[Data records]
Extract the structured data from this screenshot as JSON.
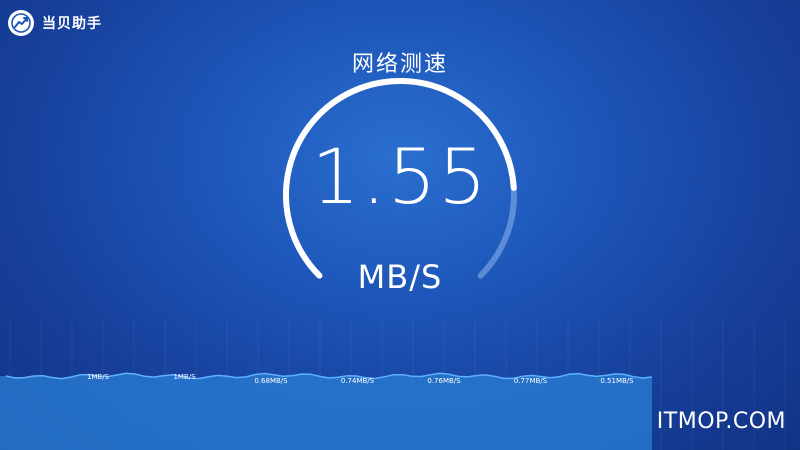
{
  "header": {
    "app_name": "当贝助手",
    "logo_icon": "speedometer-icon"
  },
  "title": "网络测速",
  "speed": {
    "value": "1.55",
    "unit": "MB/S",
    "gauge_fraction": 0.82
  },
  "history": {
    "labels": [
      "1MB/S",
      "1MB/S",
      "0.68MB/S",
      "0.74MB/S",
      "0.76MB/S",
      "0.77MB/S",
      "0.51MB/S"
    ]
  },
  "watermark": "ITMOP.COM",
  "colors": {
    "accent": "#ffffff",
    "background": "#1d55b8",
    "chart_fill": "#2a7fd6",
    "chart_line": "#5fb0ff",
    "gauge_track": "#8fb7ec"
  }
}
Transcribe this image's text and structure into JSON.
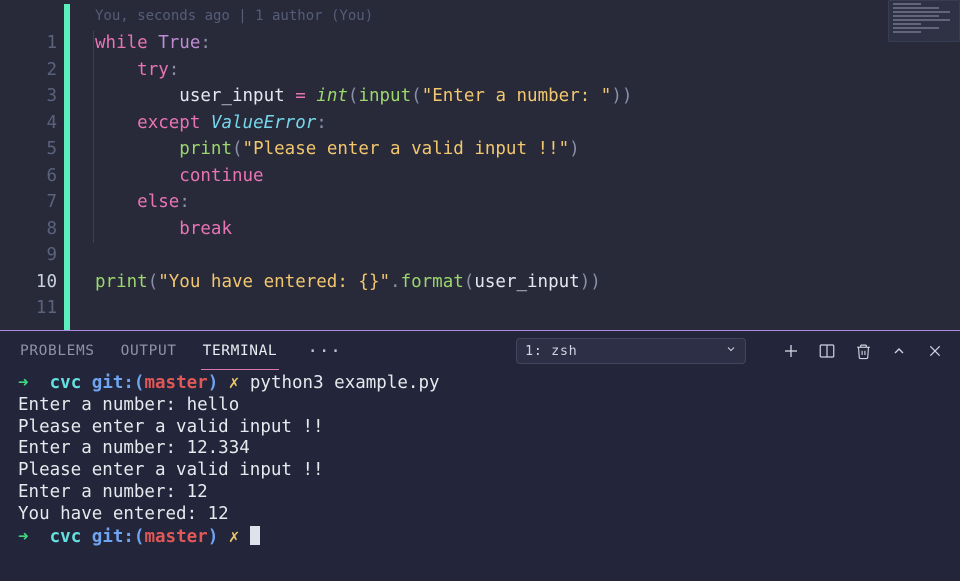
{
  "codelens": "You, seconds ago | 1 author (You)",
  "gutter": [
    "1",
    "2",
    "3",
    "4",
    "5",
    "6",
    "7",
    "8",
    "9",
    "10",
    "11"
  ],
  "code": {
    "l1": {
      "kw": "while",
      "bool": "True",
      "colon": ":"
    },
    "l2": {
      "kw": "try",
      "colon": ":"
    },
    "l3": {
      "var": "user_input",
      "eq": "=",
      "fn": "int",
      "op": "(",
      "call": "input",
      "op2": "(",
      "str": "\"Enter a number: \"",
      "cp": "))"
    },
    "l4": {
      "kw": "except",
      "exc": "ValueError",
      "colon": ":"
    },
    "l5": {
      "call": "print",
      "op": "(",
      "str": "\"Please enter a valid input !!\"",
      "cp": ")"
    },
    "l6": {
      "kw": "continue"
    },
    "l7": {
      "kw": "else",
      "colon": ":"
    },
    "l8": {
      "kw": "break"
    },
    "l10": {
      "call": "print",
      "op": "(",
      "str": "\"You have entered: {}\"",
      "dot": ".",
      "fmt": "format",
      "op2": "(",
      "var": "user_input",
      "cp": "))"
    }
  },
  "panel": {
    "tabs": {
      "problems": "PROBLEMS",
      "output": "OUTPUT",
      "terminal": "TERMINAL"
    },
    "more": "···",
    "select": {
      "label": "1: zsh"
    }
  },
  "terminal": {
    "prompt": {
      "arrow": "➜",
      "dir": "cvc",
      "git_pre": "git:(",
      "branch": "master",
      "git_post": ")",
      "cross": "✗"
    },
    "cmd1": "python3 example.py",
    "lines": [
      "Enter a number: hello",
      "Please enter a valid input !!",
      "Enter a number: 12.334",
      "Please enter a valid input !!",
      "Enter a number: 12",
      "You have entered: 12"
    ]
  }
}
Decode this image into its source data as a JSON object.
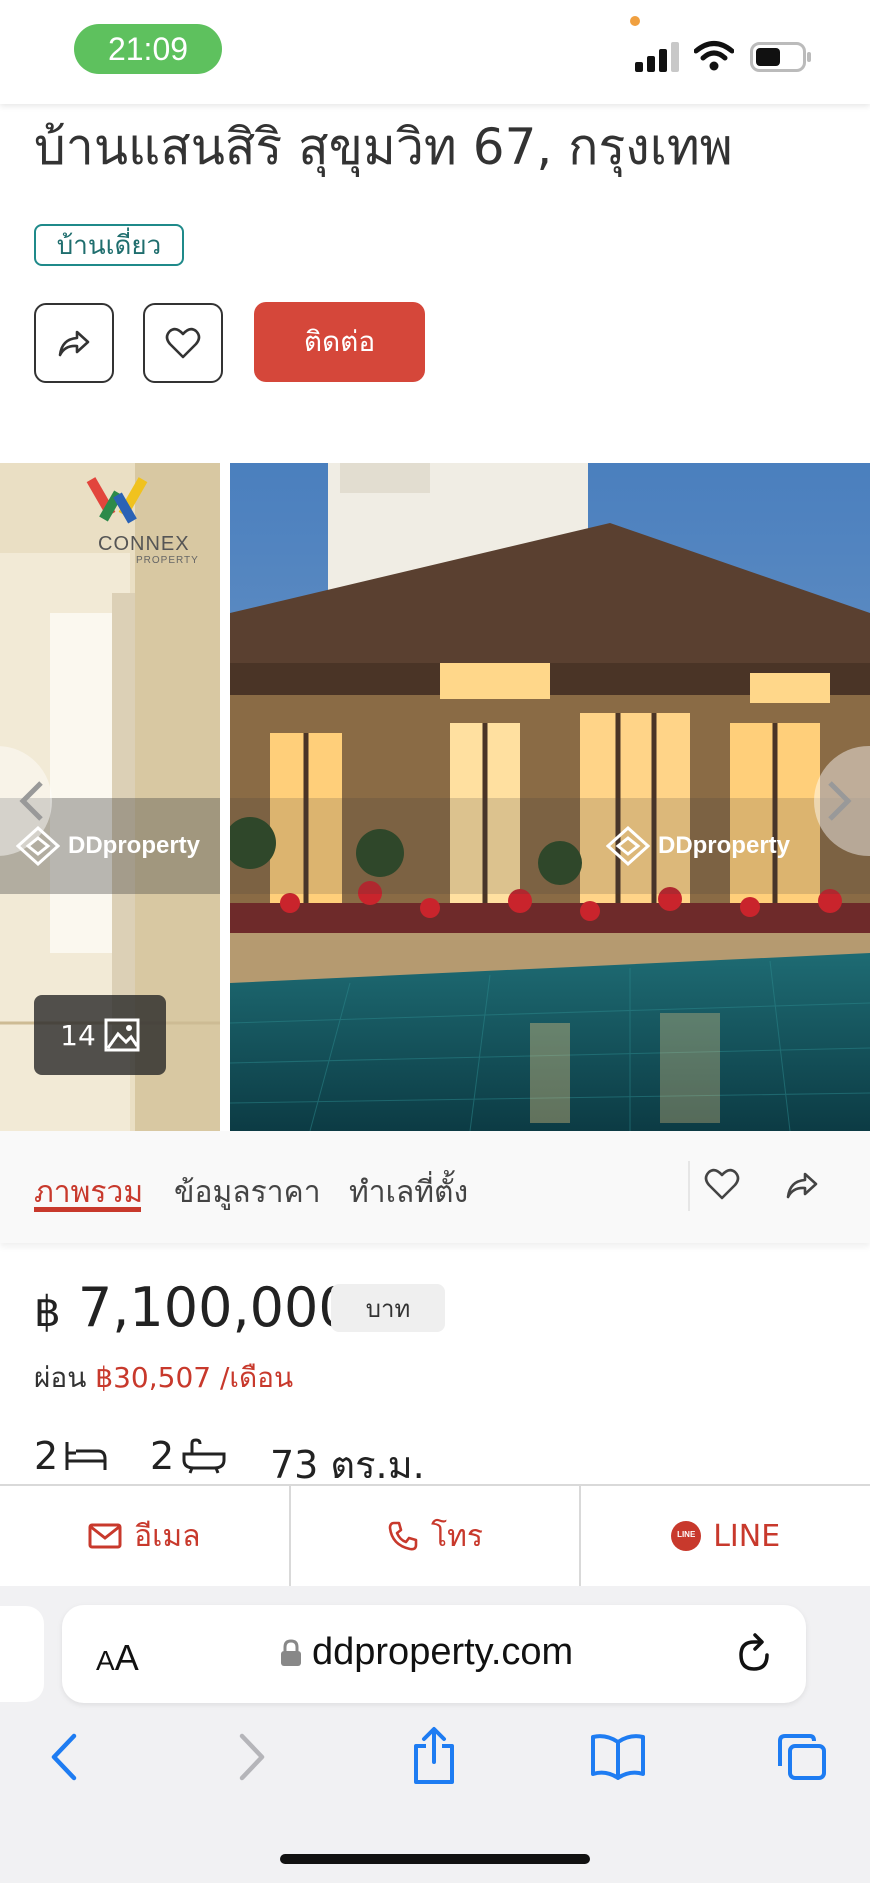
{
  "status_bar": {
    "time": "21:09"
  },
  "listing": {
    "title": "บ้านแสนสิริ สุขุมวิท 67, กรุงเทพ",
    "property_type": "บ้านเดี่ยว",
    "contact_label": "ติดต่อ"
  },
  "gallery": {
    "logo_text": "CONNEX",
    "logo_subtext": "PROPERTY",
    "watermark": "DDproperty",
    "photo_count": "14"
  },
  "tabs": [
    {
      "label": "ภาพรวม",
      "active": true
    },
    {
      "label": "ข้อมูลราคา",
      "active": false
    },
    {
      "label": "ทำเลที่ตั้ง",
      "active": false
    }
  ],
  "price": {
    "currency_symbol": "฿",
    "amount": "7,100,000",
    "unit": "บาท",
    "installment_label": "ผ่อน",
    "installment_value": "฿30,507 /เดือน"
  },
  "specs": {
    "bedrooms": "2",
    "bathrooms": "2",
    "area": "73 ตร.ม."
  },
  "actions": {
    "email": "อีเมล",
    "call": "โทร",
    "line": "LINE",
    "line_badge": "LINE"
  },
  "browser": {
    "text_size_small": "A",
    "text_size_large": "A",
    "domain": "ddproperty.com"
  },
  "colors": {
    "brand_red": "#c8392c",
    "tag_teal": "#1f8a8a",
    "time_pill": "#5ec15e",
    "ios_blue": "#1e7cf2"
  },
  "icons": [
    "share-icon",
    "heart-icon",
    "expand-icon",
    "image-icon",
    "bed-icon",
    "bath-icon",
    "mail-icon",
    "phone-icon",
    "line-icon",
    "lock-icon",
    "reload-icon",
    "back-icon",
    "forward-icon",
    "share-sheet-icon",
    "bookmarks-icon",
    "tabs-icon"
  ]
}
==
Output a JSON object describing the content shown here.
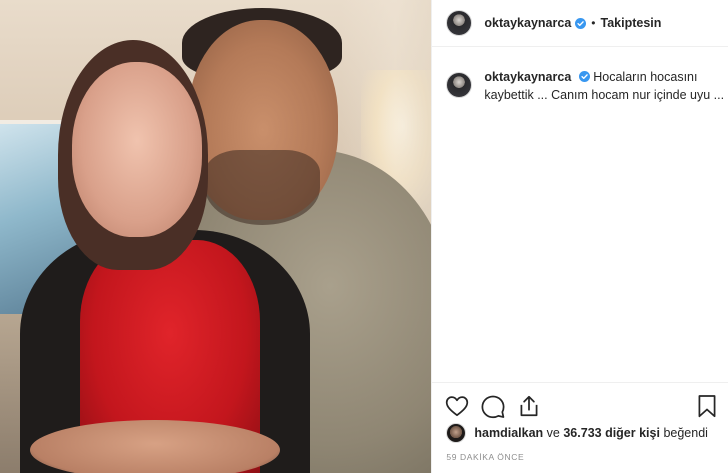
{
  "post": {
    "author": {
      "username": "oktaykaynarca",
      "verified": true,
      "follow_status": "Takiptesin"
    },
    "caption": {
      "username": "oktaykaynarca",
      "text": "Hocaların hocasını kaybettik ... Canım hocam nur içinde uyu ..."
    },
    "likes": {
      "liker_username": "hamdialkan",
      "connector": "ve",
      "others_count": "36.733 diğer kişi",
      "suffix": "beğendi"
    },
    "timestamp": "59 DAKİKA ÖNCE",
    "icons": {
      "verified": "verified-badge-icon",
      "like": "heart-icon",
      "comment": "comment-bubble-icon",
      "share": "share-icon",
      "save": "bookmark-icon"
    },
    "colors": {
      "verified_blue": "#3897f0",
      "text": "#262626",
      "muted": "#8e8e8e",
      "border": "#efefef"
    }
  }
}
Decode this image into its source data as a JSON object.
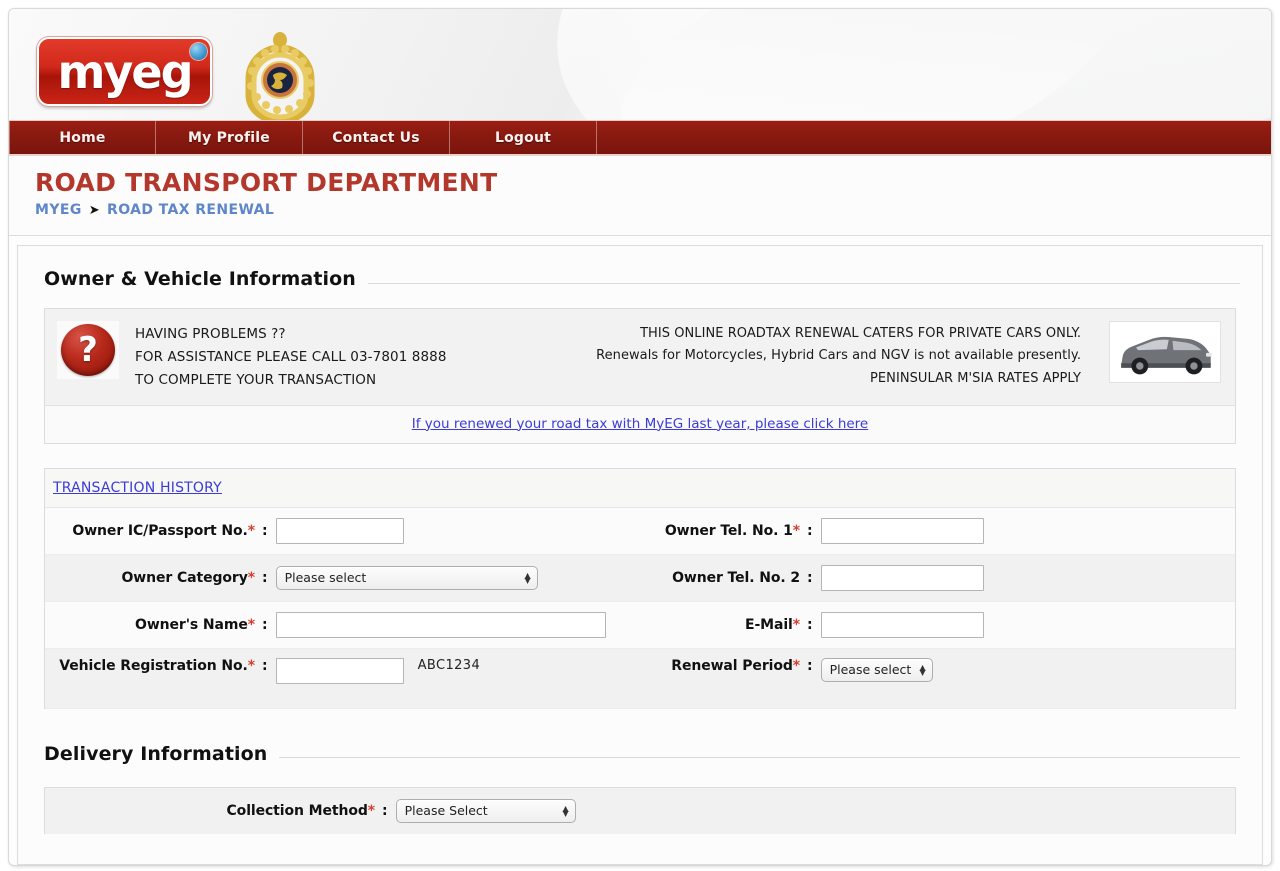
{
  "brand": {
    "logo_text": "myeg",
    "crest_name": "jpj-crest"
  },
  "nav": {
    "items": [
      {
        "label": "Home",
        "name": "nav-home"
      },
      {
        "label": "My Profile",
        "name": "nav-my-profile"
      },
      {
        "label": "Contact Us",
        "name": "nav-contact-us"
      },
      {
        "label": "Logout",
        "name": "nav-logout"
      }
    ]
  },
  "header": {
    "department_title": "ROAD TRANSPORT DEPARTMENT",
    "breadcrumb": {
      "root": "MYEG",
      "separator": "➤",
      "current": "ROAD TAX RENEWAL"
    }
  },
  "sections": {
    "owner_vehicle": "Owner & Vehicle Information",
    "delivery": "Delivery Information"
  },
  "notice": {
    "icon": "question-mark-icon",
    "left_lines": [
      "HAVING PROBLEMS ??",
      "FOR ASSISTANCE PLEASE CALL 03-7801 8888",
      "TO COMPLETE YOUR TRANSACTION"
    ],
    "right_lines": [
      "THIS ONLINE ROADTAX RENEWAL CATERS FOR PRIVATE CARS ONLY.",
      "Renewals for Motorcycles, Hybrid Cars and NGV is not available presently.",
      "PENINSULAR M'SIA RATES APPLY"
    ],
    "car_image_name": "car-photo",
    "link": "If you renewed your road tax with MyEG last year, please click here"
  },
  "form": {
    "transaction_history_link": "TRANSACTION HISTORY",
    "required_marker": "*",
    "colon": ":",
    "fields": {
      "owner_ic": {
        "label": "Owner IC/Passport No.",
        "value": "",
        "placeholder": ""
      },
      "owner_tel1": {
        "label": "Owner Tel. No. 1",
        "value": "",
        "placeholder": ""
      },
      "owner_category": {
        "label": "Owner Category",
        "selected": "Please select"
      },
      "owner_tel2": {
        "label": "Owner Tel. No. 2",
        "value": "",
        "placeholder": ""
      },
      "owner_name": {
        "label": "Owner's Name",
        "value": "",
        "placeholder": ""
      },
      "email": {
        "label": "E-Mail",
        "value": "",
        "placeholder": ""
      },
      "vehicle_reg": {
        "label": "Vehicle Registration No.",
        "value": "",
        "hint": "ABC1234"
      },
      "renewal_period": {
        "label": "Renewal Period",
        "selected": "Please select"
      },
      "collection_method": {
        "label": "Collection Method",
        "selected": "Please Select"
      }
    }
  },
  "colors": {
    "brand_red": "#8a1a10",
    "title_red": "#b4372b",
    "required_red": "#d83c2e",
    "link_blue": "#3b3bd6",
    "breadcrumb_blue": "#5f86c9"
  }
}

◆ **Short task**: Filter the records, keeping only lines that contain "entered", and show those lines.

◆ **Task answer**:
      "str": "\"You have entered: {}\"",
      "You have entered: 12"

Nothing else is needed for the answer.